Problem to work on:
Show only lines that include "area".

(Source data)
##########

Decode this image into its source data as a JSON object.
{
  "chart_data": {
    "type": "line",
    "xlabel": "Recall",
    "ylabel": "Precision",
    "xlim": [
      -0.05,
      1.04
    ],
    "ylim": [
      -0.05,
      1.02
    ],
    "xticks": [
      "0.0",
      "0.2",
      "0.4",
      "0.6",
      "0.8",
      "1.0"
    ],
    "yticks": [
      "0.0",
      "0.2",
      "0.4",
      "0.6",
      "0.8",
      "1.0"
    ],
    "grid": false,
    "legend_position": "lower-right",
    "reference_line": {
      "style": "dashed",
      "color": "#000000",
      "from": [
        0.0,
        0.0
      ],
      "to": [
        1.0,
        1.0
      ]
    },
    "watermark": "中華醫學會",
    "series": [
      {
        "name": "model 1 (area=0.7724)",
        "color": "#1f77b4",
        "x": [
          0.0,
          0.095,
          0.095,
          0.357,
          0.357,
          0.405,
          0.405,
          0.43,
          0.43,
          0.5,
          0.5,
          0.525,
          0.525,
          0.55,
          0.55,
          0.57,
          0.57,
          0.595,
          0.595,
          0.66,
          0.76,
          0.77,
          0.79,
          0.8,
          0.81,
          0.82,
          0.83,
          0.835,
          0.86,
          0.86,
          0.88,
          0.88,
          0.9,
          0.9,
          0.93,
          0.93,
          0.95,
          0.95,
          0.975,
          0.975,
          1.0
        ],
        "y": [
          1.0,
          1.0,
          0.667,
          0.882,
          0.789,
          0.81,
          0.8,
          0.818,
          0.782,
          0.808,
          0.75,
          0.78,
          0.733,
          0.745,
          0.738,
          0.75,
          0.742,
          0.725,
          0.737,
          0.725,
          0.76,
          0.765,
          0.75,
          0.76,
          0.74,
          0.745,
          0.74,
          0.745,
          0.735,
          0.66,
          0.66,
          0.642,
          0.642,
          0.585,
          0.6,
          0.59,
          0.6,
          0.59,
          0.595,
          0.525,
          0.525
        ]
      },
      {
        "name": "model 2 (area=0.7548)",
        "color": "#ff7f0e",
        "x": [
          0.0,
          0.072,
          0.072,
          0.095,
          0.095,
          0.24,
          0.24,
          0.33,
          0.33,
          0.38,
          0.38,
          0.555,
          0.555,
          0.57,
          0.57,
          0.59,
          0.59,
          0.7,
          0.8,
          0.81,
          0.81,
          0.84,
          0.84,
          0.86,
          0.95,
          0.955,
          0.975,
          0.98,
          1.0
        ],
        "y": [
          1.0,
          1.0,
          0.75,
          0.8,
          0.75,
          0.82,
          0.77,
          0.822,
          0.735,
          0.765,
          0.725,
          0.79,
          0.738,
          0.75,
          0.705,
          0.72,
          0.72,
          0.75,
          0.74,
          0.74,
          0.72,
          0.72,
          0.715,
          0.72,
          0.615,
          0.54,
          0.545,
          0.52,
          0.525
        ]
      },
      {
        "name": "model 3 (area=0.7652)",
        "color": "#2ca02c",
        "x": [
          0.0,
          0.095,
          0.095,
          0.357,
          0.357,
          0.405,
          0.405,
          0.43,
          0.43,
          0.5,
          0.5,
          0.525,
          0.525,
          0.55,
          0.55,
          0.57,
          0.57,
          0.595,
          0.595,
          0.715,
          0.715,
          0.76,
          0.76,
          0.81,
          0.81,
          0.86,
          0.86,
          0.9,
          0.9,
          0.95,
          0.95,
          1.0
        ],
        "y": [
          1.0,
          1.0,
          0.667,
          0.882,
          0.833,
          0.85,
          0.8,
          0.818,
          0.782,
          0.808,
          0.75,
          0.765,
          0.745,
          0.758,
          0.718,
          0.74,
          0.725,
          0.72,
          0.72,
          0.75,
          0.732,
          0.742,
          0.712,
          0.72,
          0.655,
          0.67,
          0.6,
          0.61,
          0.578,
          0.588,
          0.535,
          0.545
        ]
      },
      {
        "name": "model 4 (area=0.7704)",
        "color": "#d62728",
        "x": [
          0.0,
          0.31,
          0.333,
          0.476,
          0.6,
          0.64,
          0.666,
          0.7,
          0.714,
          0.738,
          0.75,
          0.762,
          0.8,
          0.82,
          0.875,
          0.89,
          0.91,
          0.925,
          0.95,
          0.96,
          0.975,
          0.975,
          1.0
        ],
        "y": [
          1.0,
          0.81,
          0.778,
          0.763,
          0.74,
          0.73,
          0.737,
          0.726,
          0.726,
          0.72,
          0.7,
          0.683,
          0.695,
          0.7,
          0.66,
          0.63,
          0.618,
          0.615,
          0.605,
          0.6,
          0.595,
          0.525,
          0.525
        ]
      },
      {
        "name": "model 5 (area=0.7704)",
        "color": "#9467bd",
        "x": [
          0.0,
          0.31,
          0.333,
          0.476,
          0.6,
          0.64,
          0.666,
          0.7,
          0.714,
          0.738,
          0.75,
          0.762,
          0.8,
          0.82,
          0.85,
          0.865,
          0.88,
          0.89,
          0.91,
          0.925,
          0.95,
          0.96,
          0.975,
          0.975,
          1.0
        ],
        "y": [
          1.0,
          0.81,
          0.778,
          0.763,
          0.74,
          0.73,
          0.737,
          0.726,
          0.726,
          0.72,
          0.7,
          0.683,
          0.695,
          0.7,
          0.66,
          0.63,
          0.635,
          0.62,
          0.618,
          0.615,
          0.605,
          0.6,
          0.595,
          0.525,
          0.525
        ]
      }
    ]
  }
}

##########

Finished answer:
        "name": "model 1 (area=0.7724)",
        "name": "model 2 (area=0.7548)",
        "name": "model 3 (area=0.7652)",
        "name": "model 4 (area=0.7704)",
        "name": "model 5 (area=0.7704)",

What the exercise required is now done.